To be done
Copy all lines that contain the word "flight".

(Dataset items)
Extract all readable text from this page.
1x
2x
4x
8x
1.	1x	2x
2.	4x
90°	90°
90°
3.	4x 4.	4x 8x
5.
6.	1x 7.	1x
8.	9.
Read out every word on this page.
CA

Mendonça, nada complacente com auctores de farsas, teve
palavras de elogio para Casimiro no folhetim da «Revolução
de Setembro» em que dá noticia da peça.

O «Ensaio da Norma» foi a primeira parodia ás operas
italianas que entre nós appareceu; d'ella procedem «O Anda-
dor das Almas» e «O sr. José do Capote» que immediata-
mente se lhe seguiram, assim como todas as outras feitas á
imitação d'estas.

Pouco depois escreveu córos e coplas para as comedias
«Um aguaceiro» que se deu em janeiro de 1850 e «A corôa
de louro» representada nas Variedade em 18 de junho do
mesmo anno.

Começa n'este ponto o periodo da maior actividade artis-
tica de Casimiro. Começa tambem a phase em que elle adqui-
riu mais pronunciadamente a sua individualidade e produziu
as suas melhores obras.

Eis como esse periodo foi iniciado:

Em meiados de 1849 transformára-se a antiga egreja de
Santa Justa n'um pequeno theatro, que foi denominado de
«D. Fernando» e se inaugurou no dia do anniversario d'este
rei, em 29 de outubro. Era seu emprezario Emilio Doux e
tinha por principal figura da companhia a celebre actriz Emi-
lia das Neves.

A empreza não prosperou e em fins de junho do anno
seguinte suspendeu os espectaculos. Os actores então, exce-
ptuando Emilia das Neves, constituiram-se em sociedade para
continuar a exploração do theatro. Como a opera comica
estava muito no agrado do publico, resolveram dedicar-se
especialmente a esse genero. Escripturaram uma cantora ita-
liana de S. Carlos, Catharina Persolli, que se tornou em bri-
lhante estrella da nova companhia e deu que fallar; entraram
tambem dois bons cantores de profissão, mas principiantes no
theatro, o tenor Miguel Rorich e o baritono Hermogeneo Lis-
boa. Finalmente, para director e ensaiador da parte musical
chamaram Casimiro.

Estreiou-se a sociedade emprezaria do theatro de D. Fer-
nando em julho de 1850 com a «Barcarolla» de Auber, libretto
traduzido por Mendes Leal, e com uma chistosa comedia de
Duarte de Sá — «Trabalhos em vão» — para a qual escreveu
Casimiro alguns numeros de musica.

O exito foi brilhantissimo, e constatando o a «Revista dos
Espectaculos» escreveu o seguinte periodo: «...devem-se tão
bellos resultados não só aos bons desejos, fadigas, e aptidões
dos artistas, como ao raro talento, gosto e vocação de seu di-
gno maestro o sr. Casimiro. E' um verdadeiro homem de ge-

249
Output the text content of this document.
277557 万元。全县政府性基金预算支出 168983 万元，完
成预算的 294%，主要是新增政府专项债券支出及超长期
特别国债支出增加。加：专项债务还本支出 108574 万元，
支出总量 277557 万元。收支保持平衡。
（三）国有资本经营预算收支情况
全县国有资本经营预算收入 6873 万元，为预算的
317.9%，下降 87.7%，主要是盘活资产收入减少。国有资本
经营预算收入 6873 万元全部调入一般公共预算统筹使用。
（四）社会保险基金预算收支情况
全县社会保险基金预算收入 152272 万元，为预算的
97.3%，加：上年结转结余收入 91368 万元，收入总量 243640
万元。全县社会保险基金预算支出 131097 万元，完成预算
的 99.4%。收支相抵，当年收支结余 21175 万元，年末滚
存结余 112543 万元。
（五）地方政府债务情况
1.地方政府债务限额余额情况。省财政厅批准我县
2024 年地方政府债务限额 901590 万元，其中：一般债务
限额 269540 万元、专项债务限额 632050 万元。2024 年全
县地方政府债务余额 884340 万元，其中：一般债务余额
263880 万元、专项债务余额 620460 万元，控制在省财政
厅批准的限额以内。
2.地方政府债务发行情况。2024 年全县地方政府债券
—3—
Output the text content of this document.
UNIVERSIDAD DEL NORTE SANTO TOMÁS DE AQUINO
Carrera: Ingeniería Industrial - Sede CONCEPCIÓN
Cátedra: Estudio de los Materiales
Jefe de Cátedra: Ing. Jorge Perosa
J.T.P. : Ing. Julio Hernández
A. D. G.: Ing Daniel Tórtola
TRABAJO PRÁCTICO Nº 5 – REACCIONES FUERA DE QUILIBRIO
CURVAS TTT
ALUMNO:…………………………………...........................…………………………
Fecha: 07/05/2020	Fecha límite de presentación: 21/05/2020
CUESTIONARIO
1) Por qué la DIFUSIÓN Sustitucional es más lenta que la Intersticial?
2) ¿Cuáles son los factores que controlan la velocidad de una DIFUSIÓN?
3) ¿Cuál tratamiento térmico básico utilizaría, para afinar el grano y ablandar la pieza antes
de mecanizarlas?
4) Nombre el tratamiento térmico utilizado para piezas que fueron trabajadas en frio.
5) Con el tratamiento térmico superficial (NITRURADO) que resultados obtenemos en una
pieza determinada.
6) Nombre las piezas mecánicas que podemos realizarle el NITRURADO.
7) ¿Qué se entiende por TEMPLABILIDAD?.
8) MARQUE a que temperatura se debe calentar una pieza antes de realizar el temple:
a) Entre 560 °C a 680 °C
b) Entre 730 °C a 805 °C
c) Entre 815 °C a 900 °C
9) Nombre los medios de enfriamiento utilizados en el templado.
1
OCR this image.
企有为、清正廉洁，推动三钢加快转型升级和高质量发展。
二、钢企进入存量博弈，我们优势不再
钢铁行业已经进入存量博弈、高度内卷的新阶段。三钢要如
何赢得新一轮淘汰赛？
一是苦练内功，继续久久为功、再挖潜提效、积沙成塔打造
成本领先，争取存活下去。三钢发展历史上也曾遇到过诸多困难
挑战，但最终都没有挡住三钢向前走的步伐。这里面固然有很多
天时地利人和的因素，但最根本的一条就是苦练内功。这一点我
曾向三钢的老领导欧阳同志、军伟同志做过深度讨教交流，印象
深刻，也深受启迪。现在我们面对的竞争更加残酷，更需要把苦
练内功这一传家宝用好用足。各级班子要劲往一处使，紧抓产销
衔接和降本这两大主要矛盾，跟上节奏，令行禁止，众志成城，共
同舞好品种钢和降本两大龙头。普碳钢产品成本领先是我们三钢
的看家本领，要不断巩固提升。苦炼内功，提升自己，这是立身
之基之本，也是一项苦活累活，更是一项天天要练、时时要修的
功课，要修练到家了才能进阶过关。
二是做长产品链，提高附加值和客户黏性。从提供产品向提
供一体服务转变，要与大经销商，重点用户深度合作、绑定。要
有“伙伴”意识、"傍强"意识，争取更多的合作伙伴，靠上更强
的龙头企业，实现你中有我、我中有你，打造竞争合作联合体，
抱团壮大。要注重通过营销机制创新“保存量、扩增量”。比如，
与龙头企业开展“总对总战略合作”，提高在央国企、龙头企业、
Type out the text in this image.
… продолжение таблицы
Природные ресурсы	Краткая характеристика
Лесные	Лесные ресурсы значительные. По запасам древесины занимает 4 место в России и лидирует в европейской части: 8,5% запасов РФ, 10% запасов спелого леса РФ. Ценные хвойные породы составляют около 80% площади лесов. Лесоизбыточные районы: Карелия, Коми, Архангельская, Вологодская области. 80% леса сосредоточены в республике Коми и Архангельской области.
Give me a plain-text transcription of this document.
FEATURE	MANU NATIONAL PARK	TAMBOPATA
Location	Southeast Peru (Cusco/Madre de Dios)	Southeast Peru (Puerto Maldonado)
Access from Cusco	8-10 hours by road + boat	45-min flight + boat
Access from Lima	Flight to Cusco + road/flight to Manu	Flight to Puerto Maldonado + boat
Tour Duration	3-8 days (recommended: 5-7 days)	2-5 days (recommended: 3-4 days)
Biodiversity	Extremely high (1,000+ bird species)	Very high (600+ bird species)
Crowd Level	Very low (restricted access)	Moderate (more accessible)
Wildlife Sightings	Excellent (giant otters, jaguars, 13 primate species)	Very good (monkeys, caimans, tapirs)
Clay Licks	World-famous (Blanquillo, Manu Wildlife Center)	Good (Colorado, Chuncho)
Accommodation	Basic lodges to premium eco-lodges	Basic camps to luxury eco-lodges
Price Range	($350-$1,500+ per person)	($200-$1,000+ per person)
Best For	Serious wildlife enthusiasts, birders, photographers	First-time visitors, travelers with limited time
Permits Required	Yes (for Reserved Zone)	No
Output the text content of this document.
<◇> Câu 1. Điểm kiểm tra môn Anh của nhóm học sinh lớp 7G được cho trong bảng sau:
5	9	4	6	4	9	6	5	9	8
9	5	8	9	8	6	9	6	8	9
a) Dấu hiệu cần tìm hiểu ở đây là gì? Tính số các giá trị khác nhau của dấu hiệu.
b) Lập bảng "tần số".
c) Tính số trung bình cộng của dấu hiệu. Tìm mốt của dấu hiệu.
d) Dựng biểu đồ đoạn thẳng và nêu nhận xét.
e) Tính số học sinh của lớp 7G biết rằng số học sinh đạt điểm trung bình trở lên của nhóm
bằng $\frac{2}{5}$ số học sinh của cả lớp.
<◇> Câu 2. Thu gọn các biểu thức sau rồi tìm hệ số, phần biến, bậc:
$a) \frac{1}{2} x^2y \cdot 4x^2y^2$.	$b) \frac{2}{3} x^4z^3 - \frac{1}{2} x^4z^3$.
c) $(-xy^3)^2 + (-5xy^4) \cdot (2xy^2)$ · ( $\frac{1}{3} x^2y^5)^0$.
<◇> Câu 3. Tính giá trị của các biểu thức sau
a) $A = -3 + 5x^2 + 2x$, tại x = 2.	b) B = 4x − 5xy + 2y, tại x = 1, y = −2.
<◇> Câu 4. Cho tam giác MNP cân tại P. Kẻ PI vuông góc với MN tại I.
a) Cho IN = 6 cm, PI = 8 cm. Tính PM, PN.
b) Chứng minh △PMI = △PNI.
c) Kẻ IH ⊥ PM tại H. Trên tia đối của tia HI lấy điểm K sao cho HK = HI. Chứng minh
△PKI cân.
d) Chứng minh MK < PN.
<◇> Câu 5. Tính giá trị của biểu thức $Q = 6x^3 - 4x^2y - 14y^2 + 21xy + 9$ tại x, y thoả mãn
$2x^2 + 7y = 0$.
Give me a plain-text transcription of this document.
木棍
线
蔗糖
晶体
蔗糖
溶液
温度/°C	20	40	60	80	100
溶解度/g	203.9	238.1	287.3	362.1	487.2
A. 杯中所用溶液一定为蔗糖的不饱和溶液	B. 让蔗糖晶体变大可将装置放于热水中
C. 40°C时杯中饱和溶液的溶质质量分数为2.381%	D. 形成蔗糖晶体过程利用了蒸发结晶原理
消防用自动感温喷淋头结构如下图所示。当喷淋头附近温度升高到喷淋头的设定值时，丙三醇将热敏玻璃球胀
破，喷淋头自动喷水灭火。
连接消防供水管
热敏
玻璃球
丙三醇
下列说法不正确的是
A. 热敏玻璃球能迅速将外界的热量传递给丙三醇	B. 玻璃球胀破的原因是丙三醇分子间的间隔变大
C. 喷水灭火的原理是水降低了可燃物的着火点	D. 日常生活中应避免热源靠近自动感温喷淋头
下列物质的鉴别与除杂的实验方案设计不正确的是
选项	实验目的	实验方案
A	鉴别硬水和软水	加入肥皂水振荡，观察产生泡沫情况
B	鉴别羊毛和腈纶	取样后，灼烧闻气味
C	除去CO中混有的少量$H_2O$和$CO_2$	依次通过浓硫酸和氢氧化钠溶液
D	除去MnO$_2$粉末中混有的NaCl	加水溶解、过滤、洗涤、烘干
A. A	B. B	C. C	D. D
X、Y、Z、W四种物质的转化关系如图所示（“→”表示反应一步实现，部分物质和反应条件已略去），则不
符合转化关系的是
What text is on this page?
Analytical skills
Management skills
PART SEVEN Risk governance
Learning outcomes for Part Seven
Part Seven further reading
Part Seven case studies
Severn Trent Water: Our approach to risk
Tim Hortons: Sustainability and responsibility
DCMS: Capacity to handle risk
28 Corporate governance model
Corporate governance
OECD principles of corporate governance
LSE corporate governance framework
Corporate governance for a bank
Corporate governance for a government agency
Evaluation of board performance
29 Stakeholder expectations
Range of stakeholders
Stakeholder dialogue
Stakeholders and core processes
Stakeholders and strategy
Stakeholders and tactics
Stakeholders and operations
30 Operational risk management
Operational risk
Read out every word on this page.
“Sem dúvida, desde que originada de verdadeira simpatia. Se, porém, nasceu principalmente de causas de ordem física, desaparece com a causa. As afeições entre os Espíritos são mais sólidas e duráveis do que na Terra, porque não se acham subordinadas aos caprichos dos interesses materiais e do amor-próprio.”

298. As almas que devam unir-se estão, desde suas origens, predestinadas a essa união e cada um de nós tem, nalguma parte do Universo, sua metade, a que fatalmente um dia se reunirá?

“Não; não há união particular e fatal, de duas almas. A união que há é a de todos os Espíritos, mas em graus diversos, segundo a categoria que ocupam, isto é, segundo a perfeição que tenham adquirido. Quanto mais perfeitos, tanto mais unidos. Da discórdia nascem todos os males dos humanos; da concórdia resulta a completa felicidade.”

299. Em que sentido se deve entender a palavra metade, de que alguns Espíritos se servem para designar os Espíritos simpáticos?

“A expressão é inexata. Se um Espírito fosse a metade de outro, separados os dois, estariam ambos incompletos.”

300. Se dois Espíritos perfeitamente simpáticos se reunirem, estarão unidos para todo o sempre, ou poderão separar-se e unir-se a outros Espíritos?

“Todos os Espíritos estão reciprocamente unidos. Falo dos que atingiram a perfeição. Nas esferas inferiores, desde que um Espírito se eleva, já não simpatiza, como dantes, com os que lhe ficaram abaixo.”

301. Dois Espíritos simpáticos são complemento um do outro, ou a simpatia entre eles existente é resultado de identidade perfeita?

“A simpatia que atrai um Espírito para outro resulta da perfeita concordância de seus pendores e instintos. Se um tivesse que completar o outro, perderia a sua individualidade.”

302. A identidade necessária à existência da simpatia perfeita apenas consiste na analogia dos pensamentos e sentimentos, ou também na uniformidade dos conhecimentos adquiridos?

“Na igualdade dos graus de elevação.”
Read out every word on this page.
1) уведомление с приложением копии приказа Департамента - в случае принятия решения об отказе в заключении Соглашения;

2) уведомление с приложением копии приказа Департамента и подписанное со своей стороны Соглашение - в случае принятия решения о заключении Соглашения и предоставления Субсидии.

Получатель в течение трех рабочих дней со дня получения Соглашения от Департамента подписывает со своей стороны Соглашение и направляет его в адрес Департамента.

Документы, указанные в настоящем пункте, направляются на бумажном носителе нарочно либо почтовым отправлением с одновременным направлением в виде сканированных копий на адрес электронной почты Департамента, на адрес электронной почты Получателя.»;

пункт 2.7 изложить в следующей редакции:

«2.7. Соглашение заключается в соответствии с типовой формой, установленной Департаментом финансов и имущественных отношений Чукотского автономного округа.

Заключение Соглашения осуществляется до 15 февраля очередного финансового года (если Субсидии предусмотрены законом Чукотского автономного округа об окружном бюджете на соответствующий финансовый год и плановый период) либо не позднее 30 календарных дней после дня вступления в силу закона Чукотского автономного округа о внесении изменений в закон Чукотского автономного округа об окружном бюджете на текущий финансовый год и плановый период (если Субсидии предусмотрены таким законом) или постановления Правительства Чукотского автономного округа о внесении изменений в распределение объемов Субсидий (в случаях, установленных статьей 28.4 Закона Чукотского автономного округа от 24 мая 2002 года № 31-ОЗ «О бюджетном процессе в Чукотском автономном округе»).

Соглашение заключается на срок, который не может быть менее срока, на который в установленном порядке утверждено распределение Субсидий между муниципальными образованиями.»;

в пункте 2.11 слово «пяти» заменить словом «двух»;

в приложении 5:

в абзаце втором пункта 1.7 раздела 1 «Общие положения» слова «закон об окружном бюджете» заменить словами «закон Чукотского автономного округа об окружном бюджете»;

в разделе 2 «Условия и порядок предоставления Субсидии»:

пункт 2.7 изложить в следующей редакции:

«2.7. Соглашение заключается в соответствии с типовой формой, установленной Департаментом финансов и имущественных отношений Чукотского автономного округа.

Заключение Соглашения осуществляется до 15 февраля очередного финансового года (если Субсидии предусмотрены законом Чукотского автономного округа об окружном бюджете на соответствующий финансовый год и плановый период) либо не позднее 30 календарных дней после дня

Finished exercise
Access from Cusco	8-10 hours by road + boat	45-min flight + boat
Access from Lima	Flight to Cusco + road/flight to Manu	Flight to Puerto Maldonado + boat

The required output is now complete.